- [DIRECTION]: Copy out every row below character for character, leaving out the picture.

- [RECORDS FOR THIS TASK]:
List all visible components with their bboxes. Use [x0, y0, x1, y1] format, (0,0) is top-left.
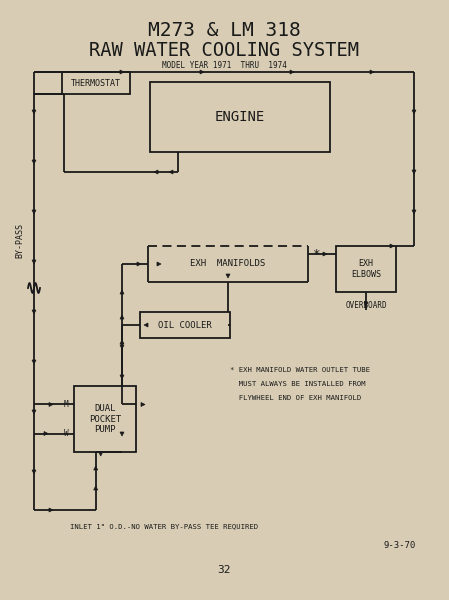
Polygon shape	[412, 210, 416, 214]
Polygon shape	[120, 70, 124, 74]
Polygon shape	[32, 210, 36, 214]
Bar	[62, 72, 130, 94]
Bar	[140, 312, 230, 338]
Polygon shape	[120, 340, 124, 344]
Polygon shape	[412, 110, 416, 114]
Polygon shape	[154, 170, 158, 174]
Text: 32: 32	[217, 565, 231, 575]
Text: W: W	[64, 429, 68, 438]
Polygon shape	[120, 290, 124, 294]
Polygon shape	[32, 160, 36, 164]
Polygon shape	[32, 470, 36, 474]
Polygon shape	[390, 244, 394, 248]
Polygon shape	[370, 70, 374, 74]
Polygon shape	[141, 403, 145, 406]
Text: MODEL YEAR 1971  THRU  1974: MODEL YEAR 1971 THRU 1974	[162, 61, 286, 70]
Text: EXH  MANIFOLDS: EXH MANIFOLDS	[190, 259, 266, 269]
Polygon shape	[169, 170, 173, 174]
Bar	[150, 82, 330, 152]
Text: OIL COOLER: OIL COOLER	[158, 320, 212, 329]
Polygon shape	[144, 323, 148, 327]
Text: EXH
ELBOWS: EXH ELBOWS	[351, 259, 381, 278]
Text: M273 & LM 318: M273 & LM 318	[148, 20, 300, 40]
Polygon shape	[120, 315, 124, 319]
Polygon shape	[32, 360, 36, 364]
Text: *: *	[312, 248, 320, 261]
Polygon shape	[323, 252, 327, 256]
Text: DUAL
POCKET
PUMP: DUAL POCKET PUMP	[89, 404, 121, 434]
Text: MUST ALWAYS BE INSTALLED FROM: MUST ALWAYS BE INSTALLED FROM	[230, 381, 365, 387]
Text: RAW WATER COOLING SYSTEM: RAW WATER COOLING SYSTEM	[89, 40, 359, 59]
Polygon shape	[32, 310, 36, 314]
Bar	[74, 386, 136, 452]
Text: FLYWHEEL END OF EXH MANIFOLD: FLYWHEEL END OF EXH MANIFOLD	[230, 395, 361, 401]
Polygon shape	[32, 260, 36, 264]
Text: * EXH MANIFOLD WATER OUTLET TUBE: * EXH MANIFOLD WATER OUTLET TUBE	[230, 367, 370, 373]
Polygon shape	[200, 70, 204, 74]
Polygon shape	[290, 70, 294, 74]
Polygon shape	[32, 110, 36, 114]
Polygon shape	[120, 432, 124, 436]
Polygon shape	[157, 262, 161, 266]
Polygon shape	[120, 375, 124, 379]
Polygon shape	[412, 170, 416, 174]
Polygon shape	[226, 274, 230, 278]
Polygon shape	[49, 403, 53, 406]
Bar	[336, 246, 396, 292]
Polygon shape	[99, 452, 103, 456]
Text: BY-PASS: BY-PASS	[16, 223, 25, 257]
Polygon shape	[94, 486, 98, 490]
Polygon shape	[44, 431, 48, 436]
Text: INLET 1" O.D.-NO WATER BY-PASS TEE REQUIRED: INLET 1" O.D.-NO WATER BY-PASS TEE REQUI…	[70, 523, 258, 529]
Polygon shape	[94, 466, 98, 470]
Polygon shape	[137, 262, 141, 266]
Polygon shape	[32, 410, 36, 414]
Polygon shape	[120, 345, 124, 349]
Polygon shape	[364, 302, 368, 306]
Text: M: M	[64, 400, 68, 409]
Text: ENGINE: ENGINE	[215, 110, 265, 124]
Text: 9-3-70: 9-3-70	[384, 541, 416, 550]
Text: THERMOSTAT: THERMOSTAT	[71, 79, 121, 88]
Text: OVERBOARD: OVERBOARD	[345, 301, 387, 311]
Polygon shape	[49, 508, 53, 512]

- [REPLY]:
List all visible components with their bboxes. Use [x0, y0, x1, y1] format, (0,0) is top-left.
Polygon shape	[412, 210, 416, 214]
Polygon shape	[120, 70, 124, 74]
Polygon shape	[32, 210, 36, 214]
Bar	[62, 72, 130, 94]
Bar	[140, 312, 230, 338]
Polygon shape	[120, 340, 124, 344]
Polygon shape	[412, 110, 416, 114]
Polygon shape	[154, 170, 158, 174]
Text: 32: 32	[217, 565, 231, 575]
Text: W: W	[64, 429, 68, 438]
Polygon shape	[120, 290, 124, 294]
Polygon shape	[32, 160, 36, 164]
Polygon shape	[32, 470, 36, 474]
Polygon shape	[390, 244, 394, 248]
Polygon shape	[370, 70, 374, 74]
Polygon shape	[141, 403, 145, 406]
Text: MODEL YEAR 1971  THRU  1974: MODEL YEAR 1971 THRU 1974	[162, 61, 286, 70]
Text: EXH  MANIFOLDS: EXH MANIFOLDS	[190, 259, 266, 269]
Polygon shape	[169, 170, 173, 174]
Bar	[150, 82, 330, 152]
Text: OIL COOLER: OIL COOLER	[158, 320, 212, 329]
Polygon shape	[144, 323, 148, 327]
Text: EXH
ELBOWS: EXH ELBOWS	[351, 259, 381, 278]
Text: M273 & LM 318: M273 & LM 318	[148, 20, 300, 40]
Polygon shape	[120, 315, 124, 319]
Polygon shape	[32, 360, 36, 364]
Text: *: *	[312, 248, 320, 261]
Polygon shape	[323, 252, 327, 256]
Text: DUAL
POCKET
PUMP: DUAL POCKET PUMP	[89, 404, 121, 434]
Text: MUST ALWAYS BE INSTALLED FROM: MUST ALWAYS BE INSTALLED FROM	[230, 381, 365, 387]
Text: RAW WATER COOLING SYSTEM: RAW WATER COOLING SYSTEM	[89, 40, 359, 59]
Polygon shape	[32, 310, 36, 314]
Bar	[74, 386, 136, 452]
Text: FLYWHEEL END OF EXH MANIFOLD: FLYWHEEL END OF EXH MANIFOLD	[230, 395, 361, 401]
Polygon shape	[32, 260, 36, 264]
Text: * EXH MANIFOLD WATER OUTLET TUBE: * EXH MANIFOLD WATER OUTLET TUBE	[230, 367, 370, 373]
Polygon shape	[200, 70, 204, 74]
Polygon shape	[290, 70, 294, 74]
Polygon shape	[32, 110, 36, 114]
Polygon shape	[120, 432, 124, 436]
Polygon shape	[157, 262, 161, 266]
Polygon shape	[120, 375, 124, 379]
Polygon shape	[412, 170, 416, 174]
Polygon shape	[226, 274, 230, 278]
Polygon shape	[49, 403, 53, 406]
Bar	[336, 246, 396, 292]
Polygon shape	[99, 452, 103, 456]
Text: BY-PASS: BY-PASS	[16, 223, 25, 257]
Polygon shape	[94, 486, 98, 490]
Polygon shape	[44, 431, 48, 436]
Text: INLET 1" O.D.-NO WATER BY-PASS TEE REQUIRED: INLET 1" O.D.-NO WATER BY-PASS TEE REQUI…	[70, 523, 258, 529]
Polygon shape	[94, 466, 98, 470]
Polygon shape	[137, 262, 141, 266]
Polygon shape	[32, 410, 36, 414]
Polygon shape	[120, 345, 124, 349]
Polygon shape	[364, 302, 368, 306]
Text: M: M	[64, 400, 68, 409]
Text: ENGINE: ENGINE	[215, 110, 265, 124]
Text: 9-3-70: 9-3-70	[384, 541, 416, 550]
Text: THERMOSTAT: THERMOSTAT	[71, 79, 121, 88]
Text: OVERBOARD: OVERBOARD	[345, 301, 387, 311]
Polygon shape	[49, 508, 53, 512]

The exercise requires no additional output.